[DATA TO PROCESS Boundary: Start]

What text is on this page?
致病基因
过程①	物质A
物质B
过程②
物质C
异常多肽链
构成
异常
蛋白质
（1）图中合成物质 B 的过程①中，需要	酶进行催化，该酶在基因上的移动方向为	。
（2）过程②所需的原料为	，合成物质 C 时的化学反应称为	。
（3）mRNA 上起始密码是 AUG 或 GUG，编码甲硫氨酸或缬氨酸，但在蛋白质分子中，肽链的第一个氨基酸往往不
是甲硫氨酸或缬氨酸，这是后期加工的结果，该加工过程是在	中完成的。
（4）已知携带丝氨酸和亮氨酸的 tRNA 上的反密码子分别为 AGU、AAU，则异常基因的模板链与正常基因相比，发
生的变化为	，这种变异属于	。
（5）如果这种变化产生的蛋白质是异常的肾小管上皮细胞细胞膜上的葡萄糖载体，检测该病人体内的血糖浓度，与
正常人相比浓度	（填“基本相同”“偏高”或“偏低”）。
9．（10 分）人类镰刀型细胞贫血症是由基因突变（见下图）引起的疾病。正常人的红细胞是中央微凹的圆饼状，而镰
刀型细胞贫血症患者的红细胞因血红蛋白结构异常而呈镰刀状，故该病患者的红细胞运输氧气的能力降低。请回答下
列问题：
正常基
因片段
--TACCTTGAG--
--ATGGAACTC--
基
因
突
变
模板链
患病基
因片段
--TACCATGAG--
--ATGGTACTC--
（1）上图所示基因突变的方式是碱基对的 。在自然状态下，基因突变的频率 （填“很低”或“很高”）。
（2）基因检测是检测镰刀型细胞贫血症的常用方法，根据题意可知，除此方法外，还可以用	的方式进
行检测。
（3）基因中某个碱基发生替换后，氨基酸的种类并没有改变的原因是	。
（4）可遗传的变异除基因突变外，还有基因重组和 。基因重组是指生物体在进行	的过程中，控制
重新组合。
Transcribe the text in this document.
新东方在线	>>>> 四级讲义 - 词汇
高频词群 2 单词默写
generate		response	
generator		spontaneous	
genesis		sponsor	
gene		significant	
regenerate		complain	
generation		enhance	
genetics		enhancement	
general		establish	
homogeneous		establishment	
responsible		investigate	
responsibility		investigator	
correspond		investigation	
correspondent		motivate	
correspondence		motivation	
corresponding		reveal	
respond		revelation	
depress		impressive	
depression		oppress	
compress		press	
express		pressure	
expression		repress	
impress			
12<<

[DATA TO PROCESS Boundary: End]

WHAT YOU SHOULD DO
Line by line, set the records above down again exactly.

EXPECTED ANSWER
What text is on this page?
致病基因
过程①	物质A
物质B
过程②
物质C
异常多肽链
构成
异常
蛋白质
（1）图中合成物质 B 的过程①中，需要	酶进行催化，该酶在基因上的移动方向为	。
（2）过程②所需的原料为	，合成物质 C 时的化学反应称为	。
（3）mRNA 上起始密码是 AUG 或 GUG，编码甲硫氨酸或缬氨酸，但在蛋白质分子中，肽链的第一个氨基酸往往不
是甲硫氨酸或缬氨酸，这是后期加工的结果，该加工过程是在	中完成的。
（4）已知携带丝氨酸和亮氨酸的 tRNA 上的反密码子分别为 AGU、AAU，则异常基因的模板链与正常基因相比，发
生的变化为	，这种变异属于	。
（5）如果这种变化产生的蛋白质是异常的肾小管上皮细胞细胞膜上的葡萄糖载体，检测该病人体内的血糖浓度，与
正常人相比浓度	（填“基本相同”“偏高”或“偏低”）。
9．（10 分）人类镰刀型细胞贫血症是由基因突变（见下图）引起的疾病。正常人的红细胞是中央微凹的圆饼状，而镰
刀型细胞贫血症患者的红细胞因血红蛋白结构异常而呈镰刀状，故该病患者的红细胞运输氧气的能力降低。请回答下
列问题：
正常基
因片段
--TACCTTGAG--
--ATGGAACTC--
基
因
突
变
模板链
患病基
因片段
--TACCATGAG--
--ATGGTACTC--
（1）上图所示基因突变的方式是碱基对的 。在自然状态下，基因突变的频率 （填“很低”或“很高”）。
（2）基因检测是检测镰刀型细胞贫血症的常用方法，根据题意可知，除此方法外，还可以用	的方式进
行检测。
（3）基因中某个碱基发生替换后，氨基酸的种类并没有改变的原因是	。
（4）可遗传的变异除基因突变外，还有基因重组和 。基因重组是指生物体在进行	的过程中，控制
重新组合。
Transcribe the text in this document.
新东方在线	>>>> 四级讲义 - 词汇
高频词群 2 单词默写
generate		response	
generator		spontaneous	
genesis		sponsor	
gene		significant	
regenerate		complain	
generation		enhance	
genetics		enhancement	
general		establish	
homogeneous		establishment	
responsible		investigate	
responsibility		investigator	
correspond		investigation	
correspondent		motivate	
correspondence		motivation	
corresponding		reveal	
respond		revelation	
depress		impressive	
depression		oppress	
compress		press	
express		pressure	
expression		repress	
impress			
12<<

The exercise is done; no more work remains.